## START

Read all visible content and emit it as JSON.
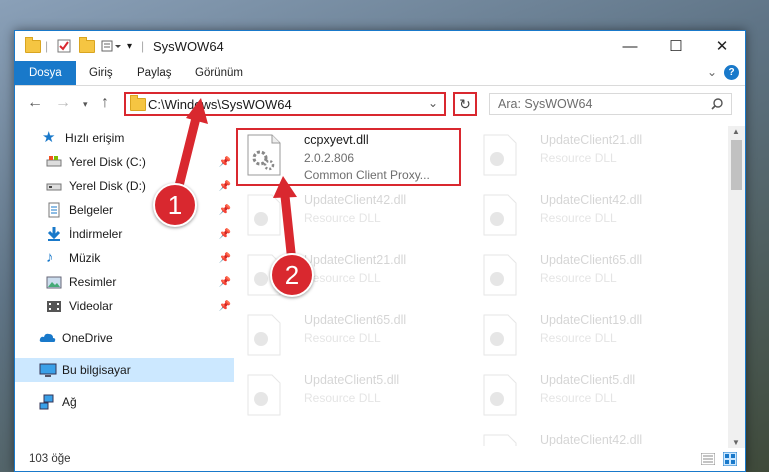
{
  "window": {
    "title": "SysWOW64",
    "controls": {
      "minimize": "—",
      "maximize": "☐",
      "close": "✕"
    }
  },
  "ribbon": {
    "tabs": [
      "Dosya",
      "Giriş",
      "Paylaş",
      "Görünüm"
    ],
    "active_tab": "Dosya"
  },
  "address_bar": {
    "path": "C:\\Windows\\SysWOW64"
  },
  "search": {
    "placeholder": "Ara: SysWOW64"
  },
  "sidebar": {
    "quick_access_label": "Hızlı erişim",
    "items": [
      {
        "label": "Yerel Disk (C:)",
        "icon": "drive-icon",
        "pinned": true
      },
      {
        "label": "Yerel Disk (D:)",
        "icon": "drive-icon",
        "pinned": true
      },
      {
        "label": "Belgeler",
        "icon": "documents-icon",
        "pinned": true
      },
      {
        "label": "İndirmeler",
        "icon": "downloads-icon",
        "pinned": true
      },
      {
        "label": "Müzik",
        "icon": "music-icon",
        "pinned": true
      },
      {
        "label": "Resimler",
        "icon": "pictures-icon",
        "pinned": true
      },
      {
        "label": "Videolar",
        "icon": "videos-icon",
        "pinned": true
      }
    ],
    "onedrive": "OneDrive",
    "this_pc": "Bu bilgisayar",
    "network": "Ağ"
  },
  "files": {
    "highlighted": {
      "name": "ccpxyevt.dll",
      "version": "2.0.2.806",
      "description": "Common Client Proxy..."
    },
    "faded_col1": [
      {
        "name": "UpdateClient42.dll",
        "type": "Resource DLL"
      },
      {
        "name": "UpdateClient21.dll",
        "type": "Resource DLL"
      },
      {
        "name": "UpdateClient65.dll",
        "type": "Resource DLL"
      },
      {
        "name": "UpdateClient5.dll",
        "type": "Resource DLL"
      }
    ],
    "faded_col2": [
      {
        "name": "UpdateClient21.dll",
        "type": "Resource DLL"
      },
      {
        "name": "UpdateClient42.dll",
        "type": "Resource DLL"
      },
      {
        "name": "UpdateClient65.dll",
        "type": "Resource DLL"
      },
      {
        "name": "UpdateClient19.dll",
        "type": "Resource DLL"
      },
      {
        "name": "UpdateClient5.dll",
        "type": "Resource DLL"
      },
      {
        "name": "UpdateClient42.dll",
        "type": "Resource DLL"
      }
    ]
  },
  "status": {
    "item_count": "103 öğe"
  },
  "annotations": {
    "step1": "1",
    "step2": "2",
    "color": "#d9282f"
  }
}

## END

Short task:
Return the listing above unchanged, apart from dropping its pictures.

Result of the task:
Read all visible content and emit it as JSON.
{
  "window": {
    "title": "SysWOW64",
    "controls": {
      "minimize": "—",
      "maximize": "☐",
      "close": "✕"
    }
  },
  "ribbon": {
    "tabs": [
      "Dosya",
      "Giriş",
      "Paylaş",
      "Görünüm"
    ],
    "active_tab": "Dosya"
  },
  "address_bar": {
    "path": "C:\\Windows\\SysWOW64"
  },
  "search": {
    "placeholder": "Ara: SysWOW64"
  },
  "sidebar": {
    "quick_access_label": "Hızlı erişim",
    "items": [
      {
        "label": "Yerel Disk (C:)",
        "icon": "drive-icon",
        "pinned": true
      },
      {
        "label": "Yerel Disk (D:)",
        "icon": "drive-icon",
        "pinned": true
      },
      {
        "label": "Belgeler",
        "icon": "documents-icon",
        "pinned": true
      },
      {
        "label": "İndirmeler",
        "icon": "downloads-icon",
        "pinned": true
      },
      {
        "label": "Müzik",
        "icon": "music-icon",
        "pinned": true
      },
      {
        "label": "Resimler",
        "icon": "pictures-icon",
        "pinned": true
      },
      {
        "label": "Videolar",
        "icon": "videos-icon",
        "pinned": true
      }
    ],
    "onedrive": "OneDrive",
    "this_pc": "Bu bilgisayar",
    "network": "Ağ"
  },
  "files": {
    "highlighted": {
      "name": "ccpxyevt.dll",
      "version": "2.0.2.806",
      "description": "Common Client Proxy..."
    },
    "faded_col1": [
      {
        "name": "UpdateClient42.dll",
        "type": "Resource DLL"
      },
      {
        "name": "UpdateClient21.dll",
        "type": "Resource DLL"
      },
      {
        "name": "UpdateClient65.dll",
        "type": "Resource DLL"
      },
      {
        "name": "UpdateClient5.dll",
        "type": "Resource DLL"
      }
    ],
    "faded_col2": [
      {
        "name": "UpdateClient21.dll",
        "type": "Resource DLL"
      },
      {
        "name": "UpdateClient42.dll",
        "type": "Resource DLL"
      },
      {
        "name": "UpdateClient65.dll",
        "type": "Resource DLL"
      },
      {
        "name": "UpdateClient19.dll",
        "type": "Resource DLL"
      },
      {
        "name": "UpdateClient5.dll",
        "type": "Resource DLL"
      },
      {
        "name": "UpdateClient42.dll",
        "type": "Resource DLL"
      }
    ]
  },
  "status": {
    "item_count": "103 öğe"
  },
  "annotations": {
    "step1": "1",
    "step2": "2",
    "color": "#d9282f"
  }
}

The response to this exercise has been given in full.